===== LISTED RECORDS =====

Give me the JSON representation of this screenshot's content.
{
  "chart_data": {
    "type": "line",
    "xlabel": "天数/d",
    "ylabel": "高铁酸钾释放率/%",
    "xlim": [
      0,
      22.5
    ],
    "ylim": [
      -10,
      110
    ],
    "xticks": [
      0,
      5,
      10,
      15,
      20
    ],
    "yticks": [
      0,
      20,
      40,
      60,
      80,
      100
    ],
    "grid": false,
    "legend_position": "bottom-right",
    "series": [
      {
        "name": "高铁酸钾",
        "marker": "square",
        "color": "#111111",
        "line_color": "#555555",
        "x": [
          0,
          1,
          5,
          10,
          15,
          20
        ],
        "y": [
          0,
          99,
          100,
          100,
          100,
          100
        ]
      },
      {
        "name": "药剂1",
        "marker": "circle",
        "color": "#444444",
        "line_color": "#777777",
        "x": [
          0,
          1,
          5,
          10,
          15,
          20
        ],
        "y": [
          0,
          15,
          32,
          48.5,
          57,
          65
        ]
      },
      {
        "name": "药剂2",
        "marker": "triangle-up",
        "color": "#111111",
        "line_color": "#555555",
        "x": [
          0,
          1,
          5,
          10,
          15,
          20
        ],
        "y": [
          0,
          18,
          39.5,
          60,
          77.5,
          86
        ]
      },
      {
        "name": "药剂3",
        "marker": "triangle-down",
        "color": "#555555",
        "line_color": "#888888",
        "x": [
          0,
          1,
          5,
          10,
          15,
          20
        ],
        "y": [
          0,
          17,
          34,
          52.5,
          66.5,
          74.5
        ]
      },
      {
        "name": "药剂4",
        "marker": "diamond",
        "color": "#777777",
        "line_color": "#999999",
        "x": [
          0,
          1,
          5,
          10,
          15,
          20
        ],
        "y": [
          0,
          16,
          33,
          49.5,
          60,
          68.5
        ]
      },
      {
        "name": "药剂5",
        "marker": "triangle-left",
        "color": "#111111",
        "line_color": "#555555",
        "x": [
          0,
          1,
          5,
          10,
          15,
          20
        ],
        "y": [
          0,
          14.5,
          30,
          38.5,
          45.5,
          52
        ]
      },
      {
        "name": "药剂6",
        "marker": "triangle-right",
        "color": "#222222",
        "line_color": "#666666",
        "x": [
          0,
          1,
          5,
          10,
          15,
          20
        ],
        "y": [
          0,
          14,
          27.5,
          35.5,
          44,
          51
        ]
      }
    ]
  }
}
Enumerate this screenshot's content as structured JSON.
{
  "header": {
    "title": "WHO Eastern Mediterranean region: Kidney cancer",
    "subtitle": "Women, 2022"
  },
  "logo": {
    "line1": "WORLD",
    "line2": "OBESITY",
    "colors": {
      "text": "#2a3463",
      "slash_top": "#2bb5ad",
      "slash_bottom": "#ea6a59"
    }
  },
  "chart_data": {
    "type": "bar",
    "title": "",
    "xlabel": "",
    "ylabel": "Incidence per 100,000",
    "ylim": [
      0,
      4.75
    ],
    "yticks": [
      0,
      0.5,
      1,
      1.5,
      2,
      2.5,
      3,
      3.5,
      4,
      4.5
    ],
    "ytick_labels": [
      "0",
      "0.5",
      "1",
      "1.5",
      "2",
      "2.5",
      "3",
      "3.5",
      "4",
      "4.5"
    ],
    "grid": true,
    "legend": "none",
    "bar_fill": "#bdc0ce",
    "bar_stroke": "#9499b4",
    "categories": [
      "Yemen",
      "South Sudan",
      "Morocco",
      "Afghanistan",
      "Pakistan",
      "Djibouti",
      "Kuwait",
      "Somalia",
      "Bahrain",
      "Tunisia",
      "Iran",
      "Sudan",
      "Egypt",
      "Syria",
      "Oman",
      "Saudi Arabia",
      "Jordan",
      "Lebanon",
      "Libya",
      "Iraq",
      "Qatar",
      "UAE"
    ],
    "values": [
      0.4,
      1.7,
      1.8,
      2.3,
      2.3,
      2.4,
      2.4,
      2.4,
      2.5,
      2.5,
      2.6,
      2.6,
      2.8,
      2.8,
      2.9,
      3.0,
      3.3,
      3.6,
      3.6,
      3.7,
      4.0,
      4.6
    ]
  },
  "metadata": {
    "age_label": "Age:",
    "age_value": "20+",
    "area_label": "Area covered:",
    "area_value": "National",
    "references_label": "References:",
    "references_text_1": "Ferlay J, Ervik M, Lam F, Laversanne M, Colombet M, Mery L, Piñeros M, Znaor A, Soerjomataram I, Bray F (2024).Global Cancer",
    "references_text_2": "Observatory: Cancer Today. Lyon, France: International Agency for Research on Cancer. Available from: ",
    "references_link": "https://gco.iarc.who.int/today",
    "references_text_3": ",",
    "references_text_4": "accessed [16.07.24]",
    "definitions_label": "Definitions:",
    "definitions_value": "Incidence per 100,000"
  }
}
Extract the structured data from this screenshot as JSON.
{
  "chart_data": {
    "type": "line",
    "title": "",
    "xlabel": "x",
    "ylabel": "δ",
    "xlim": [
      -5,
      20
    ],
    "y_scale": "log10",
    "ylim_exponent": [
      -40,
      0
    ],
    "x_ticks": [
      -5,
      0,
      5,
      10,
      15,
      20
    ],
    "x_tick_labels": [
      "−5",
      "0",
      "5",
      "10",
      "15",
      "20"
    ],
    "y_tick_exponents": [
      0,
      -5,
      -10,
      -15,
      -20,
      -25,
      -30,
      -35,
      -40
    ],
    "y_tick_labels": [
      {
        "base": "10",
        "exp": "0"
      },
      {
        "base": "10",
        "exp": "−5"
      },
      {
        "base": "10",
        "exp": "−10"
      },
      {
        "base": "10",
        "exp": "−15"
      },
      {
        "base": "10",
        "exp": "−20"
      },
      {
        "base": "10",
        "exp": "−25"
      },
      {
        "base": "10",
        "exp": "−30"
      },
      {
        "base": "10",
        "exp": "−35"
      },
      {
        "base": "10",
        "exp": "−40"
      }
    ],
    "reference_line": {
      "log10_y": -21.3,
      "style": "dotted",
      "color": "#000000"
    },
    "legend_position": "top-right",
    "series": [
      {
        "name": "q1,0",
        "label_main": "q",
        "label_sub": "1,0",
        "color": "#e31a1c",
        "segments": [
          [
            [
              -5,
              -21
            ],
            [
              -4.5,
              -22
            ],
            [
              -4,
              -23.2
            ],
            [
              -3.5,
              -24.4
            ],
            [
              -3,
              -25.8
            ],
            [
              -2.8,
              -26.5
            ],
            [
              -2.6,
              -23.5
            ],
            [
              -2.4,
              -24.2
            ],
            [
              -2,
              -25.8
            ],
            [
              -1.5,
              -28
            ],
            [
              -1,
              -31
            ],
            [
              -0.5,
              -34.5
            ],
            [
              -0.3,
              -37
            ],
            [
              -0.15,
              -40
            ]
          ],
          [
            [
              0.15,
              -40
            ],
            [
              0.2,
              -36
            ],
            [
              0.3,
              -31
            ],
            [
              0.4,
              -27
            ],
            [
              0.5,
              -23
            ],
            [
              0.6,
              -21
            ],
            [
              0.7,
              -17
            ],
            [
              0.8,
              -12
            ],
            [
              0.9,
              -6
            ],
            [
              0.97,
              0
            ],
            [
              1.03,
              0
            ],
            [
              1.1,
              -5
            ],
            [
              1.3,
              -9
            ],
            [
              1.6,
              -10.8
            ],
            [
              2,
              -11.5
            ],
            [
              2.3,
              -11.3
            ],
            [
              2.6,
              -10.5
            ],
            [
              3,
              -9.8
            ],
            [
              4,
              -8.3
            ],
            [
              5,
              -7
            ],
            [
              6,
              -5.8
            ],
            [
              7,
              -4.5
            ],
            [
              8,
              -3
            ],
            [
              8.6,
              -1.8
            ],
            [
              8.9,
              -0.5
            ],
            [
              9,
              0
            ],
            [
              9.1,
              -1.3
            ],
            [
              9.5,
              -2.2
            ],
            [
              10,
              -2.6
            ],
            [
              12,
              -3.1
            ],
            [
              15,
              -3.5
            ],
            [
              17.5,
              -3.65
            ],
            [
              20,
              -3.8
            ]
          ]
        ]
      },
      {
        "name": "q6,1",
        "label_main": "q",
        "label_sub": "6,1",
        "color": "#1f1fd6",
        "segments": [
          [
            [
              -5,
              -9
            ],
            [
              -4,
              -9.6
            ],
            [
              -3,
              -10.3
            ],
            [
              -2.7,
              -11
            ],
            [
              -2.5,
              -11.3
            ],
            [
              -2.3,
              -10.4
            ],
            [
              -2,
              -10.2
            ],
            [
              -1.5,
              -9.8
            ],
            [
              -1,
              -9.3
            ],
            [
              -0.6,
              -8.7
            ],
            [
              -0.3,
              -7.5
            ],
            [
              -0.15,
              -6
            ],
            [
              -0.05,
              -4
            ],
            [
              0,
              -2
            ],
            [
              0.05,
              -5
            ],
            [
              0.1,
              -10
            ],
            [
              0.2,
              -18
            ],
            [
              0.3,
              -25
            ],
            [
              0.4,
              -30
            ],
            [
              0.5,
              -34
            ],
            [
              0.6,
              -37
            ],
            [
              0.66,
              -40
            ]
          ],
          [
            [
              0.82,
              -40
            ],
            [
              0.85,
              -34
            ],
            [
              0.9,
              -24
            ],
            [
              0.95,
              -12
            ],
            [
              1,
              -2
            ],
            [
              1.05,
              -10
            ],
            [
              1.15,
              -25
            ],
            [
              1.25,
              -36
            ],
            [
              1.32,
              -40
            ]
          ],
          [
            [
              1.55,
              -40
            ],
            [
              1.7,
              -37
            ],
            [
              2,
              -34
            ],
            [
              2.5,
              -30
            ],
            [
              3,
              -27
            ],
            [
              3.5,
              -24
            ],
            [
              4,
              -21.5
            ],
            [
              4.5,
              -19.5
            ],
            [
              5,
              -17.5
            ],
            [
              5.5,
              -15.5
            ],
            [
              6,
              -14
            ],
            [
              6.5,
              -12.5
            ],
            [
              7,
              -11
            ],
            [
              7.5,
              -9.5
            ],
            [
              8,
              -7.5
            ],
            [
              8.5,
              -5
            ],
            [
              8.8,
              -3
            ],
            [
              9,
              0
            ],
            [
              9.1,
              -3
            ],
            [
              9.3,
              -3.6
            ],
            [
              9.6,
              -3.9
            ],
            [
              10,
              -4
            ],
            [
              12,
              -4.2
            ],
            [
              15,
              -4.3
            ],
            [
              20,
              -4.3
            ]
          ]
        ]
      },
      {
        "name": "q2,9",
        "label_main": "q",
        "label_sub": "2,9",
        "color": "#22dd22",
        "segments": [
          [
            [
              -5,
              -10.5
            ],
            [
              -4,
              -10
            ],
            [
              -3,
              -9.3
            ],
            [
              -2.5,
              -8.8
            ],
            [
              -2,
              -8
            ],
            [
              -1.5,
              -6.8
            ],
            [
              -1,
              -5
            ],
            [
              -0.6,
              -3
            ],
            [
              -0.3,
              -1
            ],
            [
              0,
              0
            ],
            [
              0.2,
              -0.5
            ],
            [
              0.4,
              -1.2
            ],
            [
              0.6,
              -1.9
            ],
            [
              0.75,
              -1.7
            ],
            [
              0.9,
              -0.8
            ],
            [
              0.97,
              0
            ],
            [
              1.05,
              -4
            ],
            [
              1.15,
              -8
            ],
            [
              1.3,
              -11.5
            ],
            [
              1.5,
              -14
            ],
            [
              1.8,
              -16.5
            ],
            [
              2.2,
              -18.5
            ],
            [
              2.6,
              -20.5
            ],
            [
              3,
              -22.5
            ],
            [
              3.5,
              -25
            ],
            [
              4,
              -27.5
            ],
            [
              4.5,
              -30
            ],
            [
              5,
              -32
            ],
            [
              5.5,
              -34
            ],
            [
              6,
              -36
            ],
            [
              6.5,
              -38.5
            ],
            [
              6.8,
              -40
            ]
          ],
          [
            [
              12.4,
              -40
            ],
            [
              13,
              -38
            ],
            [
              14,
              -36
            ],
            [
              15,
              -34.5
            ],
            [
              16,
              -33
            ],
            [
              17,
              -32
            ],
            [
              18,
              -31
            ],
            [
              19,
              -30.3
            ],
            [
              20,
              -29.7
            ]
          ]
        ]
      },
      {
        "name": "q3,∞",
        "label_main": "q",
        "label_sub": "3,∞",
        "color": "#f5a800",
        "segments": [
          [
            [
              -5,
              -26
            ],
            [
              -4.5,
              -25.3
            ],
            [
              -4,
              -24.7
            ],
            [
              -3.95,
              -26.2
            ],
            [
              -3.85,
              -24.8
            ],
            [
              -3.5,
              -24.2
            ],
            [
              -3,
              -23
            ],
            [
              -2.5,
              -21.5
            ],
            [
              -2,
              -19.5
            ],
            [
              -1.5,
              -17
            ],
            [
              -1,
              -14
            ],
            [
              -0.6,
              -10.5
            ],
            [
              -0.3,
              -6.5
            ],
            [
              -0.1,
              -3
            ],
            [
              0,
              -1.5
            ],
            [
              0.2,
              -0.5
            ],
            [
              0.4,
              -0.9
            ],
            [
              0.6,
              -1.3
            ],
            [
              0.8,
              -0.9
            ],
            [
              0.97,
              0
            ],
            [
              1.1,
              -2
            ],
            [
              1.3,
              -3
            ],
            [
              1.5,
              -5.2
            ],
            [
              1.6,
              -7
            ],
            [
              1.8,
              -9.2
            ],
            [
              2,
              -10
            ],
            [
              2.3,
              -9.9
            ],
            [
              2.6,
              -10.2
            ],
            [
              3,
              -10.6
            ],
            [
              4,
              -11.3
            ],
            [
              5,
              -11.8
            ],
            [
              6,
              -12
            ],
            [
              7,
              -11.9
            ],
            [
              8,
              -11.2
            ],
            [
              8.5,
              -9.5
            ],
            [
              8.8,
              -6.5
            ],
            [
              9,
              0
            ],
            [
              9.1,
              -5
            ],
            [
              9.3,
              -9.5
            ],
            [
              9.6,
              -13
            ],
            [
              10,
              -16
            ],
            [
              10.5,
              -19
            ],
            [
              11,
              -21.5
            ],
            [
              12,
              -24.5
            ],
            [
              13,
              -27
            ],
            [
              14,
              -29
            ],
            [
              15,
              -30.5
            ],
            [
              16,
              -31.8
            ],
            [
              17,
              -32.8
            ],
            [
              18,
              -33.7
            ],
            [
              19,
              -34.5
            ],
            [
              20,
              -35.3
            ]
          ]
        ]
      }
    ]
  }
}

=====

*EXERCISE BRIEF*. State the number of lines in the preceding entries that include the word "right". Provide nothing else.

*SOLUTION TO THE PROBLEM*. 3